*Short task*
Print the whole listing exactly.

*Data section*
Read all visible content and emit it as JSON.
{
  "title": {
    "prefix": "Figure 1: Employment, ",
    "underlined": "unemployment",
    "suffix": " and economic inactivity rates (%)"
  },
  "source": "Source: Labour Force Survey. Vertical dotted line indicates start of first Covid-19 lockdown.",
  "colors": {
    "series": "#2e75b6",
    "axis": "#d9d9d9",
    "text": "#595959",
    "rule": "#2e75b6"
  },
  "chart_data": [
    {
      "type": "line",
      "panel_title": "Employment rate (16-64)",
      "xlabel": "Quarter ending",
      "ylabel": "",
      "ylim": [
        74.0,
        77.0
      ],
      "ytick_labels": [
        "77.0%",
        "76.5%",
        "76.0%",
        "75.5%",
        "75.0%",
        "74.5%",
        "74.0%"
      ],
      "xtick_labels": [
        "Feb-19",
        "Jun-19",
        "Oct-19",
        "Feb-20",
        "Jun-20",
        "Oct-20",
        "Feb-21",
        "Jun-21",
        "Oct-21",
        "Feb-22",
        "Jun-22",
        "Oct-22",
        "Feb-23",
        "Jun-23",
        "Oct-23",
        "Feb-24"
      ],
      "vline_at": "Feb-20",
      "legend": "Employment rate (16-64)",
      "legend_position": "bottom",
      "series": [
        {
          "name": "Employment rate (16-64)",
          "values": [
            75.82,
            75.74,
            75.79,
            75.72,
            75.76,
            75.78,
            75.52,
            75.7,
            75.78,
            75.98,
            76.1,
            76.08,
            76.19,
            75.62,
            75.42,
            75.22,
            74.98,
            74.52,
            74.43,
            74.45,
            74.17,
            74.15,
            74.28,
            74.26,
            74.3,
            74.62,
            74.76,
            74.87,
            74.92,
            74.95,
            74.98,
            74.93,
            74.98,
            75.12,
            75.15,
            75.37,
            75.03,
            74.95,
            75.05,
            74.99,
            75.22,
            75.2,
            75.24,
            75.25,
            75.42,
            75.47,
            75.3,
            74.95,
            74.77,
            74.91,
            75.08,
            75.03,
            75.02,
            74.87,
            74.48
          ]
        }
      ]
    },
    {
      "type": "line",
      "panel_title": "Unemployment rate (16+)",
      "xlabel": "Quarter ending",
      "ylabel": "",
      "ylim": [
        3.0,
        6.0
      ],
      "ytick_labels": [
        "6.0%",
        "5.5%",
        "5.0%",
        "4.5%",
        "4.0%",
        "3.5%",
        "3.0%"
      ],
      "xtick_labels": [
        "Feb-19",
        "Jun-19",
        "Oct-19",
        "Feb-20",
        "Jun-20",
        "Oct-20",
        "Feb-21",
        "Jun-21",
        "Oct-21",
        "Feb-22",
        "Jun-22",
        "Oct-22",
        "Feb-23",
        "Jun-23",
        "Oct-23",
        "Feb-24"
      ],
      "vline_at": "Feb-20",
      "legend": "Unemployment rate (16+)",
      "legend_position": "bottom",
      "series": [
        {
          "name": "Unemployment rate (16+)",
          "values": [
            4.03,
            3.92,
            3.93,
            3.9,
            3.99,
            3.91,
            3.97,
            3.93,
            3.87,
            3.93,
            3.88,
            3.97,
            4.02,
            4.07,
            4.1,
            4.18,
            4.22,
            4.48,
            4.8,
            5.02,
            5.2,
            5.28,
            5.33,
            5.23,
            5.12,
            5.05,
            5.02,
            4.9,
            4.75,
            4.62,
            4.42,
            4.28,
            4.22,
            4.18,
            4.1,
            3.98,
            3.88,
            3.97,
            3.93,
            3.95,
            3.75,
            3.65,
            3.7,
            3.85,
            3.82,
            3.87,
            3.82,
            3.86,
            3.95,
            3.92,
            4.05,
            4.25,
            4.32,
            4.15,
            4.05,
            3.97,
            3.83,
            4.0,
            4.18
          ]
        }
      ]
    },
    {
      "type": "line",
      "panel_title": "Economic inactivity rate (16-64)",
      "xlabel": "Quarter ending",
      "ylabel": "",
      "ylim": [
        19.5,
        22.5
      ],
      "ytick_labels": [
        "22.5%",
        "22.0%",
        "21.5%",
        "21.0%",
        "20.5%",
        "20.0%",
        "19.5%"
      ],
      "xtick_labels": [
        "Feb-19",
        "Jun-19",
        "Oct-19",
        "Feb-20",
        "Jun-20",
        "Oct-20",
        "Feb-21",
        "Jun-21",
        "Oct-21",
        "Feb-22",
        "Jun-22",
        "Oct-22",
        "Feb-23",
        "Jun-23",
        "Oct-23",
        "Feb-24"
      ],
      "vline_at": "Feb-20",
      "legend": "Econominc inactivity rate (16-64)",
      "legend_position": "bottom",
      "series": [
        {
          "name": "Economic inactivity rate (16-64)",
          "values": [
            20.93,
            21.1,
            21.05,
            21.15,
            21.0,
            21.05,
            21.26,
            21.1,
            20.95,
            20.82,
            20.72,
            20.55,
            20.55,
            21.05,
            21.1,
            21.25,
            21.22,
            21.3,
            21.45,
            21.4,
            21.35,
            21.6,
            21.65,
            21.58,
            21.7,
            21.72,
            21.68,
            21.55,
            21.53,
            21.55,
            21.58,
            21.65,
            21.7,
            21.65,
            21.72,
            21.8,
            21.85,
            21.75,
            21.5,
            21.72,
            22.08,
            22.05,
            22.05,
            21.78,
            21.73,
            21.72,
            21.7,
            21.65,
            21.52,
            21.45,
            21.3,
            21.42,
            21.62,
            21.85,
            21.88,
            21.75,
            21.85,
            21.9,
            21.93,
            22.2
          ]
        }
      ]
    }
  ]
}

*Result of the exercise*
Read all visible content and emit it as JSON.
{
  "title": {
    "prefix": "Figure 1: Employment, ",
    "underlined": "unemployment",
    "suffix": " and economic inactivity rates (%)"
  },
  "source": "Source: Labour Force Survey. Vertical dotted line indicates start of first Covid-19 lockdown.",
  "colors": {
    "series": "#2e75b6",
    "axis": "#d9d9d9",
    "text": "#595959",
    "rule": "#2e75b6"
  },
  "chart_data": [
    {
      "type": "line",
      "panel_title": "Employment rate (16-64)",
      "xlabel": "Quarter ending",
      "ylabel": "",
      "ylim": [
        74.0,
        77.0
      ],
      "ytick_labels": [
        "77.0%",
        "76.5%",
        "76.0%",
        "75.5%",
        "75.0%",
        "74.5%",
        "74.0%"
      ],
      "xtick_labels": [
        "Feb-19",
        "Jun-19",
        "Oct-19",
        "Feb-20",
        "Jun-20",
        "Oct-20",
        "Feb-21",
        "Jun-21",
        "Oct-21",
        "Feb-22",
        "Jun-22",
        "Oct-22",
        "Feb-23",
        "Jun-23",
        "Oct-23",
        "Feb-24"
      ],
      "vline_at": "Feb-20",
      "legend": "Employment rate (16-64)",
      "legend_position": "bottom",
      "series": [
        {
          "name": "Employment rate (16-64)",
          "values": [
            75.82,
            75.74,
            75.79,
            75.72,
            75.76,
            75.78,
            75.52,
            75.7,
            75.78,
            75.98,
            76.1,
            76.08,
            76.19,
            75.62,
            75.42,
            75.22,
            74.98,
            74.52,
            74.43,
            74.45,
            74.17,
            74.15,
            74.28,
            74.26,
            74.3,
            74.62,
            74.76,
            74.87,
            74.92,
            74.95,
            74.98,
            74.93,
            74.98,
            75.12,
            75.15,
            75.37,
            75.03,
            74.95,
            75.05,
            74.99,
            75.22,
            75.2,
            75.24,
            75.25,
            75.42,
            75.47,
            75.3,
            74.95,
            74.77,
            74.91,
            75.08,
            75.03,
            75.02,
            74.87,
            74.48
          ]
        }
      ]
    },
    {
      "type": "line",
      "panel_title": "Unemployment rate (16+)",
      "xlabel": "Quarter ending",
      "ylabel": "",
      "ylim": [
        3.0,
        6.0
      ],
      "ytick_labels": [
        "6.0%",
        "5.5%",
        "5.0%",
        "4.5%",
        "4.0%",
        "3.5%",
        "3.0%"
      ],
      "xtick_labels": [
        "Feb-19",
        "Jun-19",
        "Oct-19",
        "Feb-20",
        "Jun-20",
        "Oct-20",
        "Feb-21",
        "Jun-21",
        "Oct-21",
        "Feb-22",
        "Jun-22",
        "Oct-22",
        "Feb-23",
        "Jun-23",
        "Oct-23",
        "Feb-24"
      ],
      "vline_at": "Feb-20",
      "legend": "Unemployment rate (16+)",
      "legend_position": "bottom",
      "series": [
        {
          "name": "Unemployment rate (16+)",
          "values": [
            4.03,
            3.92,
            3.93,
            3.9,
            3.99,
            3.91,
            3.97,
            3.93,
            3.87,
            3.93,
            3.88,
            3.97,
            4.02,
            4.07,
            4.1,
            4.18,
            4.22,
            4.48,
            4.8,
            5.02,
            5.2,
            5.28,
            5.33,
            5.23,
            5.12,
            5.05,
            5.02,
            4.9,
            4.75,
            4.62,
            4.42,
            4.28,
            4.22,
            4.18,
            4.1,
            3.98,
            3.88,
            3.97,
            3.93,
            3.95,
            3.75,
            3.65,
            3.7,
            3.85,
            3.82,
            3.87,
            3.82,
            3.86,
            3.95,
            3.92,
            4.05,
            4.25,
            4.32,
            4.15,
            4.05,
            3.97,
            3.83,
            4.0,
            4.18
          ]
        }
      ]
    },
    {
      "type": "line",
      "panel_title": "Economic inactivity rate (16-64)",
      "xlabel": "Quarter ending",
      "ylabel": "",
      "ylim": [
        19.5,
        22.5
      ],
      "ytick_labels": [
        "22.5%",
        "22.0%",
        "21.5%",
        "21.0%",
        "20.5%",
        "20.0%",
        "19.5%"
      ],
      "xtick_labels": [
        "Feb-19",
        "Jun-19",
        "Oct-19",
        "Feb-20",
        "Jun-20",
        "Oct-20",
        "Feb-21",
        "Jun-21",
        "Oct-21",
        "Feb-22",
        "Jun-22",
        "Oct-22",
        "Feb-23",
        "Jun-23",
        "Oct-23",
        "Feb-24"
      ],
      "vline_at": "Feb-20",
      "legend": "Econominc inactivity rate (16-64)",
      "legend_position": "bottom",
      "series": [
        {
          "name": "Economic inactivity rate (16-64)",
          "values": [
            20.93,
            21.1,
            21.05,
            21.15,
            21.0,
            21.05,
            21.26,
            21.1,
            20.95,
            20.82,
            20.72,
            20.55,
            20.55,
            21.05,
            21.1,
            21.25,
            21.22,
            21.3,
            21.45,
            21.4,
            21.35,
            21.6,
            21.65,
            21.58,
            21.7,
            21.72,
            21.68,
            21.55,
            21.53,
            21.55,
            21.58,
            21.65,
            21.7,
            21.65,
            21.72,
            21.8,
            21.85,
            21.75,
            21.5,
            21.72,
            22.08,
            22.05,
            22.05,
            21.78,
            21.73,
            21.72,
            21.7,
            21.65,
            21.52,
            21.45,
            21.3,
            21.42,
            21.62,
            21.85,
            21.88,
            21.75,
            21.85,
            21.9,
            21.93,
            22.2
          ]
        }
      ]
    }
  ]
}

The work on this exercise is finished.